### WORK ITEM
Please find the lines in the entries below that contain the word "Pandian", and copy each one.

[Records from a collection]

------------------------

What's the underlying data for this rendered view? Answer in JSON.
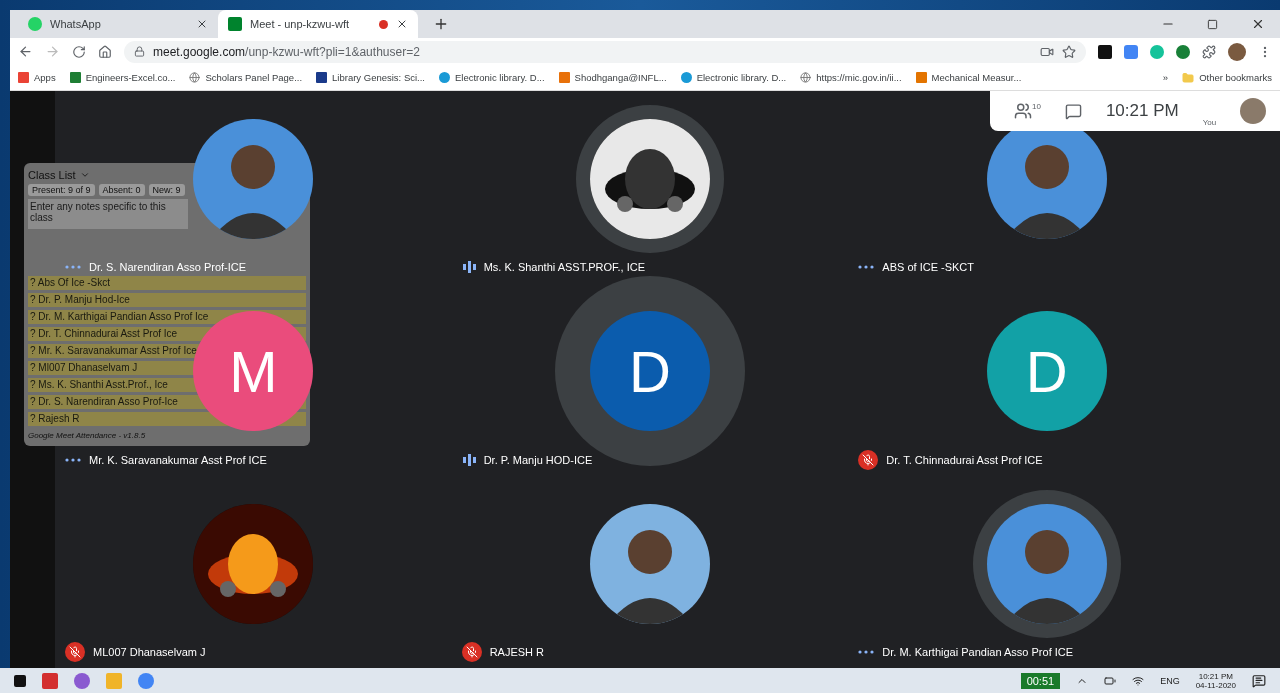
{
  "tabs": [
    {
      "title": "WhatsApp",
      "selected": false,
      "recording": false
    },
    {
      "title": "Meet - unp-kzwu-wft",
      "selected": true,
      "recording": true
    }
  ],
  "address": {
    "host": "meet.google.com",
    "path": "/unp-kzwu-wft?pli=1&authuser=2"
  },
  "bookmarks": [
    "Apps",
    "Engineers-Excel.co...",
    "Scholars Panel Page...",
    "Library Genesis: Sci...",
    "Electronic library. D...",
    "Shodhganga@INFL...",
    "Electronic library. D...",
    "https://mic.gov.in/ii...",
    "Mechanical Measur..."
  ],
  "bookmarks_more": "»",
  "other_bookmarks": "Other bookmarks",
  "meeting_bar": {
    "participants": "10",
    "time": "10:21 PM",
    "self_label": "You"
  },
  "class_list": {
    "title": "Class List",
    "chips": [
      "Present: 9 of 9",
      "Absent: 0",
      "New: 9"
    ],
    "notes_placeholder": "Enter any notes specific to this class",
    "entries": [
      "? Abs Of Ice -Skct",
      "? Dr. P. Manju Hod-Ice",
      "? Dr. M. Karthigai Pandian Asso Prof Ice",
      "? Dr. T. Chinnadurai Asst Prof Ice",
      "? Mr. K. Saravanakumar Asst Prof Ice",
      "? Ml007 Dhanaselvam J",
      "? Ms. K. Shanthi Asst.Prof., Ice",
      "? Dr. S. Narendiran Asso Prof-Ice",
      "? Rajesh R"
    ],
    "footer": "Google Meet Attendance - v1.8.5"
  },
  "participants": [
    {
      "name": "Dr. S. Narendiran Asso Prof-ICE",
      "speaking": false,
      "muted": false,
      "highlighted": false
    },
    {
      "name": "Ms. K. Shanthi ASST.PROF., ICE",
      "kind": "picture",
      "speaking": true,
      "muted": false,
      "highlighted": true
    },
    {
      "name": "ABS of ICE -SKCT",
      "speaking": false,
      "muted": false,
      "highlighted": false
    },
    {
      "name": "Mr. K. Saravanakumar Asst Prof ICE",
      "kind": "letter",
      "letter": "M",
      "color": "#ea4c7c",
      "speaking": false,
      "muted": false,
      "highlighted": false
    },
    {
      "name": "Dr. P. Manju HOD-ICE",
      "kind": "letter",
      "letter": "D",
      "color": "#0b5cad",
      "speaking": true,
      "muted": false,
      "highlighted": true
    },
    {
      "name": "Dr. T. Chinnadurai Asst Prof ICE",
      "kind": "letter",
      "letter": "D",
      "color": "#12a1a6",
      "speaking": false,
      "muted": true,
      "highlighted": false
    },
    {
      "name": "ML007 Dhanaselvam J",
      "kind": "picture",
      "speaking": false,
      "muted": true,
      "highlighted": false
    },
    {
      "name": "RAJESH R",
      "speaking": false,
      "muted": true,
      "highlighted": false
    },
    {
      "name": "Dr. M. Karthigai Pandian Asso Prof ICE",
      "speaking": false,
      "muted": false,
      "highlighted": true
    }
  ],
  "taskbar": {
    "timer": "00:51",
    "language": "ENG",
    "time": "10:21 PM",
    "date": "04-11-2020"
  }
}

------------------------

### SOLUTION FOR THIS TASK
      "? Dr. M. Karthigai Pandian Asso Prof Ice",
      "name": "Dr. M. Karthigai Pandian Asso Prof ICE",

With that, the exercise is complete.